Text excerpt below:

Enhanced tumour penetration and prolonged circulation in blood of polyzwitterion–drug conjugates with cell-membrane affinity

Effective anticancer nanomedicines need to exhibit prolonged circulation in blood, to extravasate and accumulate in tumours, and to be taken up by tumour cells. These contrasting criteria for persistent circulation and cell-membrane affinity have often led to complex nanoparticle designs with hampered clinical translatability. Here, we show that conjugates of small-molecule anticancer drugs with the polyzwitterion poly(2-( N -oxide- N , N -diethylamino)ethyl methacrylate) have long blood-circulation half-lives and bind reversibly to cell membranes, owing to the negligible interaction of the polyzwitterion with proteins and its weak interaction with phospholipids. Adsorption of the polyzwitterion–drug conjugates to tumour endothelial cells and then to cancer cells favoured their transcytosis-mediated extravasation into tumour interstitium and infiltration into tumours, and led to the eradication of large tumours and patient-derived tumour xenografts in mice. The simplicity and potency of the polyzwitterion–drug conjugates should facilitate the design of translational anticancer nanomedicines. Conjugates of small-molecule anticancer drugs with a polyzwitterion that has negligible interaction with proteins and a weak interaction with phospholipids eradicate large tumours and patient-derived tumour xenografts in mice.

End of Text excerpt.
Entries provided below:

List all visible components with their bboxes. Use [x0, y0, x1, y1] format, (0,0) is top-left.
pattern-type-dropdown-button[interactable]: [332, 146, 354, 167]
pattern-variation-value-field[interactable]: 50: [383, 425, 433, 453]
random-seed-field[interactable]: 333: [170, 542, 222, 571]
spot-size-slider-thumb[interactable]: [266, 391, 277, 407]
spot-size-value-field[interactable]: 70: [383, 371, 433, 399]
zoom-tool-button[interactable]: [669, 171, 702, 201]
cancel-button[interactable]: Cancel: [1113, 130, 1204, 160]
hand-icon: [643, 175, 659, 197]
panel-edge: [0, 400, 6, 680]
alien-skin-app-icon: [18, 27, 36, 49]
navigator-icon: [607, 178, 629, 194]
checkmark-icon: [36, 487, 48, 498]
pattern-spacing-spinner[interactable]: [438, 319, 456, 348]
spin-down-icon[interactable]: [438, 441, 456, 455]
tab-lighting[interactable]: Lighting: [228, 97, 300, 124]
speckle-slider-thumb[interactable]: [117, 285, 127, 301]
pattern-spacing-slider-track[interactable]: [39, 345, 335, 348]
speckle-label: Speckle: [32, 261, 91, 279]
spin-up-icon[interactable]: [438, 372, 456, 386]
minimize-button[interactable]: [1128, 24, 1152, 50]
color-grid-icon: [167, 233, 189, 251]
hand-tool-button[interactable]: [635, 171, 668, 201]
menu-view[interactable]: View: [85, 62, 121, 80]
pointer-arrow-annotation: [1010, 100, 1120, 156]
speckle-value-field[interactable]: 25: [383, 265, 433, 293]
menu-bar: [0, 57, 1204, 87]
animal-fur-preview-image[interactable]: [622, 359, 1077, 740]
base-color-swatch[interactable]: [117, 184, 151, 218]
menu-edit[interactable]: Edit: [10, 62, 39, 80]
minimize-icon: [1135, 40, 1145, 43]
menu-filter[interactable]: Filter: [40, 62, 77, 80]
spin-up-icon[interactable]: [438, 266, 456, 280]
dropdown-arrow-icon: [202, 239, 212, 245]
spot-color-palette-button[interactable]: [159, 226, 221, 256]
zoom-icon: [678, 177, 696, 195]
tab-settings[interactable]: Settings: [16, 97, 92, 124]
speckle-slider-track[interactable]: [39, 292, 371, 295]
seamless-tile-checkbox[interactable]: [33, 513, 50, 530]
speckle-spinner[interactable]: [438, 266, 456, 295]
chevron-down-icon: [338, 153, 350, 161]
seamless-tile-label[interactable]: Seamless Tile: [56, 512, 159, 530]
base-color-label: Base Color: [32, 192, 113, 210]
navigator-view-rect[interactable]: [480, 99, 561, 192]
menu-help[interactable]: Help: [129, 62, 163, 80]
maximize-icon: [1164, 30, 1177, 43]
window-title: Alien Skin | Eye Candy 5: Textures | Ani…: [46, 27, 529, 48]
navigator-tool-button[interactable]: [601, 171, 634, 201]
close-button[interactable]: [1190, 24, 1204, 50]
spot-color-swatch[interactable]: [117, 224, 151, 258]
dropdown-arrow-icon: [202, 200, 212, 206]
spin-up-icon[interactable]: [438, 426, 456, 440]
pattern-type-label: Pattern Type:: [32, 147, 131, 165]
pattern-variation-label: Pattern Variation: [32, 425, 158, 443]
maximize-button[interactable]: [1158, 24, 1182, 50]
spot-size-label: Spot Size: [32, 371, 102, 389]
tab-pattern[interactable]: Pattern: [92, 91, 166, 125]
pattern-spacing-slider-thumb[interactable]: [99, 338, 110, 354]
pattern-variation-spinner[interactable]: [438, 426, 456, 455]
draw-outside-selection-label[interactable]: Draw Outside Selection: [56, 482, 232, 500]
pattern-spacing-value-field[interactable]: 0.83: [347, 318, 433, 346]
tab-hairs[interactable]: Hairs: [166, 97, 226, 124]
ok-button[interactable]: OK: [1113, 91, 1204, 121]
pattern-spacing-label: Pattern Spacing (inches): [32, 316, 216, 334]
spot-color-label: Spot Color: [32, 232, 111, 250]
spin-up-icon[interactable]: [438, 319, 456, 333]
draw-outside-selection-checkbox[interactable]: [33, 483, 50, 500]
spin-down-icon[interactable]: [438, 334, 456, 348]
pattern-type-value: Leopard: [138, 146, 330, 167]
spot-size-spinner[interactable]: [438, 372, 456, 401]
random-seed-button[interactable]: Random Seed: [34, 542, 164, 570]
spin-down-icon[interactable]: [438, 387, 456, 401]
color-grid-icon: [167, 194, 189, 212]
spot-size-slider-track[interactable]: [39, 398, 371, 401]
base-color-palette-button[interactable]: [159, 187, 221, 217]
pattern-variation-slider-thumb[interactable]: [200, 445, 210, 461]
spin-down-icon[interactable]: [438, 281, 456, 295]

End of Entries provided.

## What this exercise asks
A - Translate this sentence from the abstract on polyzwitterion–drug conjugates into French: "The simplicity and potency of the polyzwitterion–drug conjugates should facilitate the design of translational anticancer nanomedicines."
B - Answer these questions using the abstract on polyzwitterion–drug conjugates.
(i) What three things does the abstract say effective anticancer nanomedicines need to do?
(ii) What is the full name of the polyzwitterion used in the conjugates?
(iii) In what animals were large tumors and patient-derived tumor xenografts eradicated?
The listing is drawn from a separate source and has no connection to the abstract on polyzwitterion–drug conjugates.

## Answers to the exercises
A - La simplicité et la puissance des conjugués polyzwitterion–médicament devraient faciliter la conception de nanomédicaments anticancéreux translationnels.

B -
(i) Exhibit prolonged circulation in blood, extravasate and accumulate in tumors, and be taken up by tumor cells.
(ii) Poly(2-(N-oxide-N,N-diethylamino)ethyl methacrylate).
(iii) Mice.